Stated problem: Each entry here needs to be set down again exactly, please; pictures are left out.

Dataset excerpts:
***

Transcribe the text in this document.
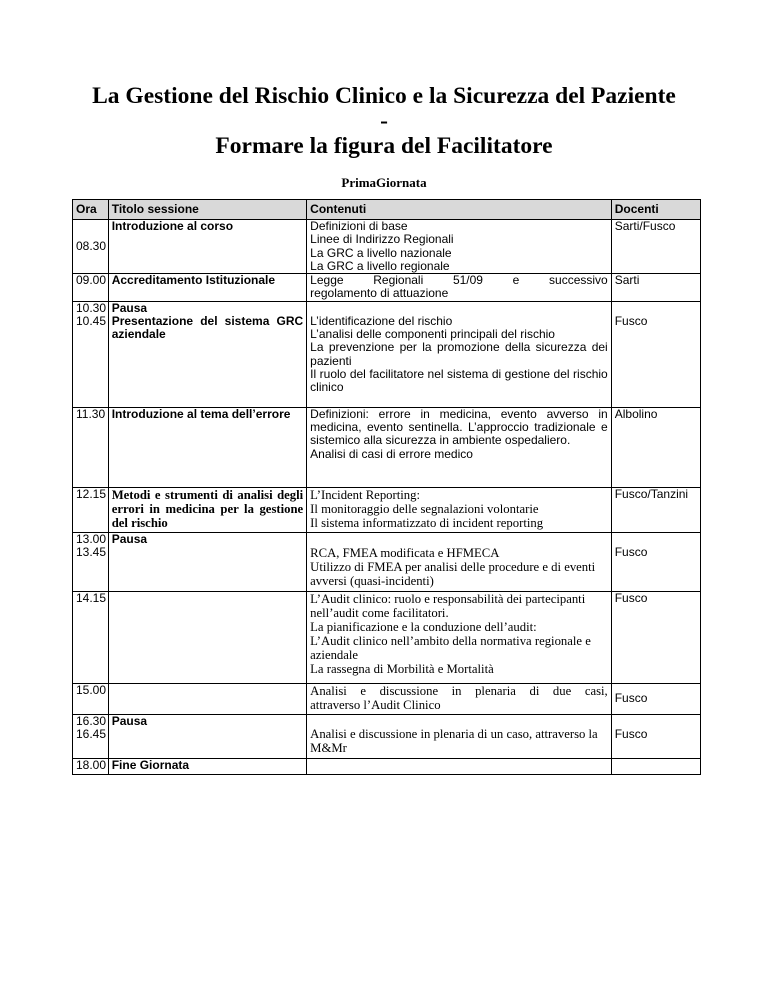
La Gestione del Rischio Clinico e la Sicurezza del Paziente
-
Formare la figura del Facilitatore
PrimaGiornata
Ora	Titolo sessione	Contenuti	Docenti
08.30	Introduzione al corso	Definizioni di base
Linee di Indirizzo Regionali
La GRC a livello nazionale
La GRC a livello regionale	Sarti/Fusco
09.00	Accreditamento Istituzionale	Legge Regionali 51/09 e successivo
regolamento di attuazione	Sarti

10.30
10.45	Pausa
Presentazione del sistema GRC aziendale	L’identificazione del rischio
L’analisi delle componenti principali del rischio
La prevenzione per la promozione della sicurezza dei pazienti
Il ruolo del facilitatore nel sistema di gestione del rischio clinico	Fusco

11.30	Introduzione al tema dell’errore	Definizioni: errore in medicina, evento avverso in medicina, evento sentinella. L’approccio tradizionale e sistemico alla sicurezza in ambiente ospedaliero.
Analisi di casi di errore medico	Albolino
12.15	Metodi e strumenti di analisi degli errori in medicina per la gestione del rischio	L’Incident Reporting:
Il monitoraggio delle segnalazioni volontarie
Il sistema informatizzato di incident reporting	Fusco/Tanzini

13.00
13.45	Pausa	RCA, FMEA modificata e HFMECA
Utilizzo di FMEA per analisi delle procedure e di eventi avversi (quasi-incidenti)	Fusco

14.15		L’Audit clinico: ruolo e responsabilità dei partecipanti nell’audit come facilitatori.
La pianificazione e la conduzione dell’audit:
L’Audit clinico nell’ambito della normativa regionale e aziendale
La rassegna di Morbilità e Mortalità	Fusco
15.00		Analisi e discussione in plenaria di due casi,
attraverso l’Audit Clinico	Fusco

16.30
16.45	Pausa	Analisi e discussione in plenaria di un caso, attraverso la M&Mr	Fusco

18.00	Fine Giornata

***

Exercise response:
Transcribe the text in this document.
La Gestione del Rischio Clinico e la Sicurezza del Paziente
-
Formare la figura del Facilitatore
PrimaGiornata
Ora	Titolo sessione	Contenuti	Docenti
08.30	Introduzione al corso	Definizioni di base
Linee di Indirizzo Regionali
La GRC a livello nazionale
La GRC a livello regionale	Sarti/Fusco
09.00	Accreditamento Istituzionale	Legge Regionali 51/09 e successivo
regolamento di attuazione	Sarti

10.30
10.45	Pausa
Presentazione del sistema GRC aziendale	L’identificazione del rischio
L’analisi delle componenti principali del rischio
La prevenzione per la promozione della sicurezza dei pazienti
Il ruolo del facilitatore nel sistema di gestione del rischio clinico	Fusco

11.30	Introduzione al tema dell’errore	Definizioni: errore in medicina, evento avverso in medicina, evento sentinella. L’approccio tradizionale e sistemico alla sicurezza in ambiente ospedaliero.
Analisi di casi di errore medico	Albolino
12.15	Metodi e strumenti di analisi degli errori in medicina per la gestione del rischio	L’Incident Reporting:
Il monitoraggio delle segnalazioni volontarie
Il sistema informatizzato di incident reporting	Fusco/Tanzini

13.00
13.45	Pausa	RCA, FMEA modificata e HFMECA
Utilizzo di FMEA per analisi delle procedure e di eventi avversi (quasi-incidenti)	Fusco

14.15		L’Audit clinico: ruolo e responsabilità dei partecipanti nell’audit come facilitatori.
La pianificazione e la conduzione dell’audit:
L’Audit clinico nell’ambito della normativa regionale e aziendale
La rassegna di Morbilità e Mortalità	Fusco
15.00		Analisi e discussione in plenaria di due casi,
attraverso l’Audit Clinico	Fusco

16.30
16.45	Pausa	Analisi e discussione in plenaria di un caso, attraverso la M&Mr	Fusco

18.00	Fine Giornata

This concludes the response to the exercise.